**Do this**
Go through the entries below and collect each line with the string "Vertices" in it.

**Provided data**
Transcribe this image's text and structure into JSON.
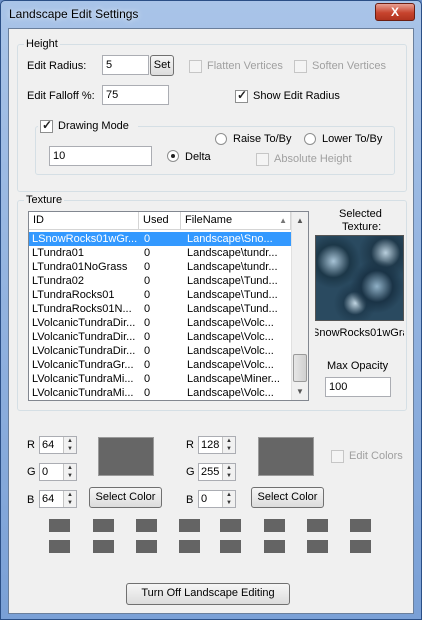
{
  "window": {
    "title": "Landscape Edit Settings",
    "close_label": "X"
  },
  "height_group": {
    "label": "Height",
    "edit_radius_label": "Edit Radius:",
    "edit_radius_value": "5",
    "set_label": "Set",
    "flatten_label": "Flatten Vertices",
    "soften_label": "Soften Vertices",
    "edit_falloff_label": "Edit Falloff %:",
    "edit_falloff_value": "75",
    "show_edit_radius_label": "Show Edit Radius",
    "drawing_mode": {
      "label": "Drawing Mode",
      "value": "10",
      "raise_label": "Raise To/By",
      "lower_label": "Lower To/By",
      "delta_label": "Delta",
      "absolute_label": "Absolute Height"
    }
  },
  "texture_group": {
    "label": "Texture",
    "columns": [
      "ID",
      "Used",
      "FileName"
    ],
    "rows": [
      {
        "id": "LSnowRocks01wGr...",
        "used": "0",
        "file": "Landscape\\Sno..."
      },
      {
        "id": "LTundra01",
        "used": "0",
        "file": "Landscape\\tundr..."
      },
      {
        "id": "LTundra01NoGrass",
        "used": "0",
        "file": "Landscape\\tundr..."
      },
      {
        "id": "LTundra02",
        "used": "0",
        "file": "Landscape\\Tund..."
      },
      {
        "id": "LTundraRocks01",
        "used": "0",
        "file": "Landscape\\Tund..."
      },
      {
        "id": "LTundraRocks01N...",
        "used": "0",
        "file": "Landscape\\Tund..."
      },
      {
        "id": "LVolcanicTundraDir...",
        "used": "0",
        "file": "Landscape\\Volc..."
      },
      {
        "id": "LVolcanicTundraDir...",
        "used": "0",
        "file": "Landscape\\Volc..."
      },
      {
        "id": "LVolcanicTundraDir...",
        "used": "0",
        "file": "Landscape\\Volc..."
      },
      {
        "id": "LVolcanicTundraGr...",
        "used": "0",
        "file": "Landscape\\Volc..."
      },
      {
        "id": "LVolcanicTundraMi...",
        "used": "0",
        "file": "Landscape\\Miner..."
      },
      {
        "id": "LVolcanicTundraMi...",
        "used": "0",
        "file": "Landscape\\Volc..."
      }
    ],
    "selected_label_1": "Selected",
    "selected_label_2": "Texture:",
    "selected_name": "SnowRocks01wGra",
    "max_opacity_label": "Max Opacity",
    "max_opacity_value": "100"
  },
  "colors": {
    "left": {
      "r": "64",
      "g": "0",
      "b": "64"
    },
    "right": {
      "r": "128",
      "g": "255",
      "b": "0"
    },
    "labels": {
      "r": "R",
      "g": "G",
      "b": "B"
    },
    "select_color_label": "Select Color",
    "edit_colors_label": "Edit Colors"
  },
  "footer": {
    "turn_off_label": "Turn Off Landscape Editing"
  }
}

**Answer to the task**
    "flatten_label": "Flatten Vertices",
    "soften_label": "Soften Vertices",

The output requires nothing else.